* **Requirements**
Reproduce the entries from their beginning through the line containing "x-axis-tick-label: 16/09 bbox=[697, 363, 725, 391]", including both ends.
* begin Working data *
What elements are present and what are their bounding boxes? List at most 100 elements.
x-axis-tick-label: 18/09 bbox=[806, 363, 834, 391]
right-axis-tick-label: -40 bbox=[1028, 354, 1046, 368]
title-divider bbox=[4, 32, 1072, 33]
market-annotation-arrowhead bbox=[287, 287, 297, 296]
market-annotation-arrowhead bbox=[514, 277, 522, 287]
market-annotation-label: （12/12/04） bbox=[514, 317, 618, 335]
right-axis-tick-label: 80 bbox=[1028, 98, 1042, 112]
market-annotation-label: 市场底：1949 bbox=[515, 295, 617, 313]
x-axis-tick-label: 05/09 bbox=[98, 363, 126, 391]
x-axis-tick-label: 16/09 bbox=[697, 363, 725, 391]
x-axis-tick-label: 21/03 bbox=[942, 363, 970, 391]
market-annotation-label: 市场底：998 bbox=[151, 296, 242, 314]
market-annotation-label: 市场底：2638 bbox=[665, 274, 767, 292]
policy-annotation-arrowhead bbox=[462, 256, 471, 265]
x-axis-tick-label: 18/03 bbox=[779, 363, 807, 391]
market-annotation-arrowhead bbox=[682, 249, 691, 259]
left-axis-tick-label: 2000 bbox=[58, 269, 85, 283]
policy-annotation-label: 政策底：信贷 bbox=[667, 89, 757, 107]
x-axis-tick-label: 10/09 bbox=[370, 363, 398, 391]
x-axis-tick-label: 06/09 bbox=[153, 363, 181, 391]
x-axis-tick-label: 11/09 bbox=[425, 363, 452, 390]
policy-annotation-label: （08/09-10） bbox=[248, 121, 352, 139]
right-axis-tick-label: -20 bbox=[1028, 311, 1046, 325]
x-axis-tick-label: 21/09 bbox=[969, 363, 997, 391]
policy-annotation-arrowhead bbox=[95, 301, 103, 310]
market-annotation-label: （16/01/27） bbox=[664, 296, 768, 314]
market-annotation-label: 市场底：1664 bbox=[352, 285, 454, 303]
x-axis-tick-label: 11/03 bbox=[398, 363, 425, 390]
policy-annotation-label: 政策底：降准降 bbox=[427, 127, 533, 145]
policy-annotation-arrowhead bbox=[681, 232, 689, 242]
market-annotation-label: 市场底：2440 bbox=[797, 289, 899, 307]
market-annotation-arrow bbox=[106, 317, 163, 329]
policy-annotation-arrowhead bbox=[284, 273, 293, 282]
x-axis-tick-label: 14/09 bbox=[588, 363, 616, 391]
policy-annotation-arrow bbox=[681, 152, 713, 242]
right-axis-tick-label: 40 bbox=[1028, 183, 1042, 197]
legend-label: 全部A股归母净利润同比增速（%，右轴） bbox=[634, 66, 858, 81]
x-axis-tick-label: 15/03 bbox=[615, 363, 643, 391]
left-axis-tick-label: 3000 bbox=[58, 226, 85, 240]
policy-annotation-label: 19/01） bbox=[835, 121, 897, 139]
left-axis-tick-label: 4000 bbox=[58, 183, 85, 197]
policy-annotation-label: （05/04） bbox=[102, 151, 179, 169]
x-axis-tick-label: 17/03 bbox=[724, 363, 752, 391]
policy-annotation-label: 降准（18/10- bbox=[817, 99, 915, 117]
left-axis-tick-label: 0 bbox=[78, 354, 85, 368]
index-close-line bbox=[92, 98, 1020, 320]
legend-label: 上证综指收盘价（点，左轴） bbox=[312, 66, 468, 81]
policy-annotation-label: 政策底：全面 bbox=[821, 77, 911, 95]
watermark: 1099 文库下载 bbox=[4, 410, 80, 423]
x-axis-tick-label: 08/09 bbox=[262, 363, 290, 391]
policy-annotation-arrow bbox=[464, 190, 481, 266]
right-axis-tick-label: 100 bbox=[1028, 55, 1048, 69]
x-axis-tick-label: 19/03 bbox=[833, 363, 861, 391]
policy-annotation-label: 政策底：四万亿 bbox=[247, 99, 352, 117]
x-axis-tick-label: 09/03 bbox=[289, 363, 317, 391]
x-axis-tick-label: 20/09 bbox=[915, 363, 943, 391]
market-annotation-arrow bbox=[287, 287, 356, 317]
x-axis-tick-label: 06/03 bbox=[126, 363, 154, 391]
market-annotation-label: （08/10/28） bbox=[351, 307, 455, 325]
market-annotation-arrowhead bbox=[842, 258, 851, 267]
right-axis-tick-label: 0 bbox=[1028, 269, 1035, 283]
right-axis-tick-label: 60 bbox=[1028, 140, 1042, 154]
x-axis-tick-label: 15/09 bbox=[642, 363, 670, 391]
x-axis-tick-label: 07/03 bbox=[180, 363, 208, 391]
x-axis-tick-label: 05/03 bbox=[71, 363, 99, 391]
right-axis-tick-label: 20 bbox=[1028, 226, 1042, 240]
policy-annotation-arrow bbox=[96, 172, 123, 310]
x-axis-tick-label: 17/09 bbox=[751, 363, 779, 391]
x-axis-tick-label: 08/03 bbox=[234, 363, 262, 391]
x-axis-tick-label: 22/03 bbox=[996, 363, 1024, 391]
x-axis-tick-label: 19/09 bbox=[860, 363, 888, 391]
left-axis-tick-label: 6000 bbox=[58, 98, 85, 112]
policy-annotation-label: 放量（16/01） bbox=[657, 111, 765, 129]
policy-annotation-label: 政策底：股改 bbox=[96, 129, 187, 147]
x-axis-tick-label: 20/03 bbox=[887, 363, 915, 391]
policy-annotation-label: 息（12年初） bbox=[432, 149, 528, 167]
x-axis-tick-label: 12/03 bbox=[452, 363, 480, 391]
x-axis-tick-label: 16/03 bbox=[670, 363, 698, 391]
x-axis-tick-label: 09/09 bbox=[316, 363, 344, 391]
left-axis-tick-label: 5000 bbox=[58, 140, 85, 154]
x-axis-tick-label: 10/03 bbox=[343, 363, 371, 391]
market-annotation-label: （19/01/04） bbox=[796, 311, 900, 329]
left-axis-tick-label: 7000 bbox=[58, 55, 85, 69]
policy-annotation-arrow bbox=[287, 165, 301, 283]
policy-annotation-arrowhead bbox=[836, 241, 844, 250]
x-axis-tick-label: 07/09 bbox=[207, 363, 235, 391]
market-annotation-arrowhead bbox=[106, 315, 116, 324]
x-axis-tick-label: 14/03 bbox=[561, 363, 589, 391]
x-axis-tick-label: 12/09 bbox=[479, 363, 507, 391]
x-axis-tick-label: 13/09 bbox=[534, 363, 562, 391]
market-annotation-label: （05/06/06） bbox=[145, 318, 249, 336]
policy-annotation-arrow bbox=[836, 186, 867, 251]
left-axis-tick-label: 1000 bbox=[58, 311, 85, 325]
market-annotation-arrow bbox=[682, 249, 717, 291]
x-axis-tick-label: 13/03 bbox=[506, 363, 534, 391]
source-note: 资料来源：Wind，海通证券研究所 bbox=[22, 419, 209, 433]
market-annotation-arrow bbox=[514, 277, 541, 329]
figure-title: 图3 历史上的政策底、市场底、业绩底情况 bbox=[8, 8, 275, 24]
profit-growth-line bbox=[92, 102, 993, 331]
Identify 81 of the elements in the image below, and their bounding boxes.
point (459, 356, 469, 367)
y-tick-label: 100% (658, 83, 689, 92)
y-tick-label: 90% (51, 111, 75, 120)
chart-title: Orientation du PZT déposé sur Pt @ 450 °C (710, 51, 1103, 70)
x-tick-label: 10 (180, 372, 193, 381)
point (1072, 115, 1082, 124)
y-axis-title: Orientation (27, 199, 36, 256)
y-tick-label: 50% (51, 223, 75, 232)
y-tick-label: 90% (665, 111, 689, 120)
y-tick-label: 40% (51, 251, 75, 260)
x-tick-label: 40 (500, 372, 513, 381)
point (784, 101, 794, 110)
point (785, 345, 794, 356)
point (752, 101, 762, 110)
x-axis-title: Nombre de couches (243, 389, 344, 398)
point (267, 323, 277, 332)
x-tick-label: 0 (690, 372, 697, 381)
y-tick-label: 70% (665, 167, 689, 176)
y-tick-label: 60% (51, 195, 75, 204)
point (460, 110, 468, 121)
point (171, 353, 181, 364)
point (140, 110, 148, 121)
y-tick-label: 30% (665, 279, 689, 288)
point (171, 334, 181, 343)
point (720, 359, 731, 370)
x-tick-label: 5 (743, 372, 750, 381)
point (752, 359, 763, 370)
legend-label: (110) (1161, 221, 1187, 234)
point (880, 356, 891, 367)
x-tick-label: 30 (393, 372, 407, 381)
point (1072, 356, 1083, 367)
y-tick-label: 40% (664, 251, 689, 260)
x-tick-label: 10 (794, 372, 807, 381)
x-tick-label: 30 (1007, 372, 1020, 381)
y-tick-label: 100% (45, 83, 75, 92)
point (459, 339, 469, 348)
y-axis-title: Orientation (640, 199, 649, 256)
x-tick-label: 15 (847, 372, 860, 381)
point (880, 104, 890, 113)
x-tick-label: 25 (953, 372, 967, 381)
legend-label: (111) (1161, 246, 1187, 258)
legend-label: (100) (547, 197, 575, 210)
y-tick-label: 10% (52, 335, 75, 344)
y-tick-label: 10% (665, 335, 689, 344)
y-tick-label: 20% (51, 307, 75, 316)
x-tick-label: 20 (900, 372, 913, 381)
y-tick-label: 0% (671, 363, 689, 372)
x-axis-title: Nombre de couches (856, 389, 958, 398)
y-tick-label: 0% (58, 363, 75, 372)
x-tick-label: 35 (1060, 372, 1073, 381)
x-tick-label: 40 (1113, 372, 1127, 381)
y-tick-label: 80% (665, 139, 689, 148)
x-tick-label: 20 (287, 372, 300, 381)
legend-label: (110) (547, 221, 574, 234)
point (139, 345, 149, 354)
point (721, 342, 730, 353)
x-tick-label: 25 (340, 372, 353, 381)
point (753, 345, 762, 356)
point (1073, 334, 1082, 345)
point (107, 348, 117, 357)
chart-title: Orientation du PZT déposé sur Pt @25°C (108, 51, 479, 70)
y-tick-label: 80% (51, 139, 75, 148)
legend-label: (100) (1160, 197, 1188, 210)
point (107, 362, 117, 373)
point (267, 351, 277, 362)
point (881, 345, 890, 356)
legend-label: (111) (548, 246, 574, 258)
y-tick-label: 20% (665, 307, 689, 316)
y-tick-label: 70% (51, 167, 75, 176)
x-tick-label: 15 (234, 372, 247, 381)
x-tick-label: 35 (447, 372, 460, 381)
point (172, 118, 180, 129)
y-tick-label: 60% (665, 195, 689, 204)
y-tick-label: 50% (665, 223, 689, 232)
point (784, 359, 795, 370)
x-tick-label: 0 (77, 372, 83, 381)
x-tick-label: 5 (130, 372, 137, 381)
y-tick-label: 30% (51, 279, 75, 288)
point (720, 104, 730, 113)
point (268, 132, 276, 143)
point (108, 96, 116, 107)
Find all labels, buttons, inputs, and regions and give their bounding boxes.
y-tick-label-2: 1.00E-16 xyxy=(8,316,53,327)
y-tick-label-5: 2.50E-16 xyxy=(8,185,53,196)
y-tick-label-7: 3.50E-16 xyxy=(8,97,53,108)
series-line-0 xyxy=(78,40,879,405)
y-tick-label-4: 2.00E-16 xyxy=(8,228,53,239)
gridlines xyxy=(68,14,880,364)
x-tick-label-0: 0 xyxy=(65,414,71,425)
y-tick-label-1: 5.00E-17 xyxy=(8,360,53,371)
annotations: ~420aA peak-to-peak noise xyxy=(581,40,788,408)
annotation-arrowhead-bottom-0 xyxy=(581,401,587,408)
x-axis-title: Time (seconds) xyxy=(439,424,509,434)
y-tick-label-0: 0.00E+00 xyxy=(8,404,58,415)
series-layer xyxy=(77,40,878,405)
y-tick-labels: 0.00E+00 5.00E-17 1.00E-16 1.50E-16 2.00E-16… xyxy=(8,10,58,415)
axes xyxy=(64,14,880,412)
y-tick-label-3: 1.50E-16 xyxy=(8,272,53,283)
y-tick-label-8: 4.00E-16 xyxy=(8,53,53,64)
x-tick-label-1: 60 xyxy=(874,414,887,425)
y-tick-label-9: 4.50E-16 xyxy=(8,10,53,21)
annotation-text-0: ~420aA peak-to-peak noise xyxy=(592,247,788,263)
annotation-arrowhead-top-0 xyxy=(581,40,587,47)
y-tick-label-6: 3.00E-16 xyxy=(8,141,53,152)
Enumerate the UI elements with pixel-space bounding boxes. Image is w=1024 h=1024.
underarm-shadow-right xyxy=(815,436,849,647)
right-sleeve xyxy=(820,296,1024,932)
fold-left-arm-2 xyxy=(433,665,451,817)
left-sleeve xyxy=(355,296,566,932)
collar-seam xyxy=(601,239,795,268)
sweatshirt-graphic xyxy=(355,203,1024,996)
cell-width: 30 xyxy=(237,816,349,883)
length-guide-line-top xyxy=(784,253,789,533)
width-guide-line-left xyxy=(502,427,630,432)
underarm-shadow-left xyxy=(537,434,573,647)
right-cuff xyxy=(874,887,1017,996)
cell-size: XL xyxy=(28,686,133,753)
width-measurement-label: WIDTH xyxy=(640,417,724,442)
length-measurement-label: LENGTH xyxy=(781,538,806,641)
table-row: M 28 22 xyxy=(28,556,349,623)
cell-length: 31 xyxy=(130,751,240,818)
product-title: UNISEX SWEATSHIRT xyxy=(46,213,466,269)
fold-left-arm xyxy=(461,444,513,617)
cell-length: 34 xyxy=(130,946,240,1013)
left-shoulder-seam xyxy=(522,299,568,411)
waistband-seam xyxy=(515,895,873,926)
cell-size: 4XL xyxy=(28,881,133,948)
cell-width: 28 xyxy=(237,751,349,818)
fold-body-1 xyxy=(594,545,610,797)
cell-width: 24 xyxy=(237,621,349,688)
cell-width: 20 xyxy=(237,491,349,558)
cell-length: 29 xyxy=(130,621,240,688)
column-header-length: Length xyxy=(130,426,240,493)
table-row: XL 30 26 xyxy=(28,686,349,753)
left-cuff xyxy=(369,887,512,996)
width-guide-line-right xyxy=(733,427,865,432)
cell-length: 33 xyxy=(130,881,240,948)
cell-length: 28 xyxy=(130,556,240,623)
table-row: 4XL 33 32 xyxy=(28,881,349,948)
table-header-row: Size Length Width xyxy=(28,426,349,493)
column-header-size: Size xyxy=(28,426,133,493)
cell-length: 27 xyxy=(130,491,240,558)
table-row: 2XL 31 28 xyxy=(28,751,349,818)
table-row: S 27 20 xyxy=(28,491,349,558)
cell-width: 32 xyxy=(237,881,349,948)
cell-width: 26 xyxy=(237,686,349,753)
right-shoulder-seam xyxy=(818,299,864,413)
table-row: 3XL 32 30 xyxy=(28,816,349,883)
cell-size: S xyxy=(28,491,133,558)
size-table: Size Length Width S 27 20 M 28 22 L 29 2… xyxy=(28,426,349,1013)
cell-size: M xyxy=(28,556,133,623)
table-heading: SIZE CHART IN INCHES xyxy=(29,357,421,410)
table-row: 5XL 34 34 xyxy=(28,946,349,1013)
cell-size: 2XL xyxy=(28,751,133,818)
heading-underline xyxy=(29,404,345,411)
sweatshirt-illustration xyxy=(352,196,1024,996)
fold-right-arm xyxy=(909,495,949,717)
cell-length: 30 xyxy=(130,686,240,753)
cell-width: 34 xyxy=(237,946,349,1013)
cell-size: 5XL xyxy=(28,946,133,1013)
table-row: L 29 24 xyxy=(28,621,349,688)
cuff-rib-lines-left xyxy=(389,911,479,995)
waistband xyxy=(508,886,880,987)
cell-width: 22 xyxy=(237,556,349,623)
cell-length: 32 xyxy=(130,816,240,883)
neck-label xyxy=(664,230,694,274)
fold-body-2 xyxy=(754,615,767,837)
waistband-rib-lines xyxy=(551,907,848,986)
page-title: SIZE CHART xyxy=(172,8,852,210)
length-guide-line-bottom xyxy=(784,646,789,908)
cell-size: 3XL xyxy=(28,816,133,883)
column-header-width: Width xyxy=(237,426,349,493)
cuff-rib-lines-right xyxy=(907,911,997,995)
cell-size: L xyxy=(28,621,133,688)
* end Working data *
* **Answer for the task**
What elements are present and what are their bounding boxes? List at most 100 elements.
x-axis-tick-label: 18/09 bbox=[806, 363, 834, 391]
right-axis-tick-label: -40 bbox=[1028, 354, 1046, 368]
title-divider bbox=[4, 32, 1072, 33]
market-annotation-arrowhead bbox=[287, 287, 297, 296]
market-annotation-arrowhead bbox=[514, 277, 522, 287]
market-annotation-label: （12/12/04） bbox=[514, 317, 618, 335]
right-axis-tick-label: 80 bbox=[1028, 98, 1042, 112]
market-annotation-label: 市场底：1949 bbox=[515, 295, 617, 313]
x-axis-tick-label: 05/09 bbox=[98, 363, 126, 391]
x-axis-tick-label: 16/09 bbox=[697, 363, 725, 391]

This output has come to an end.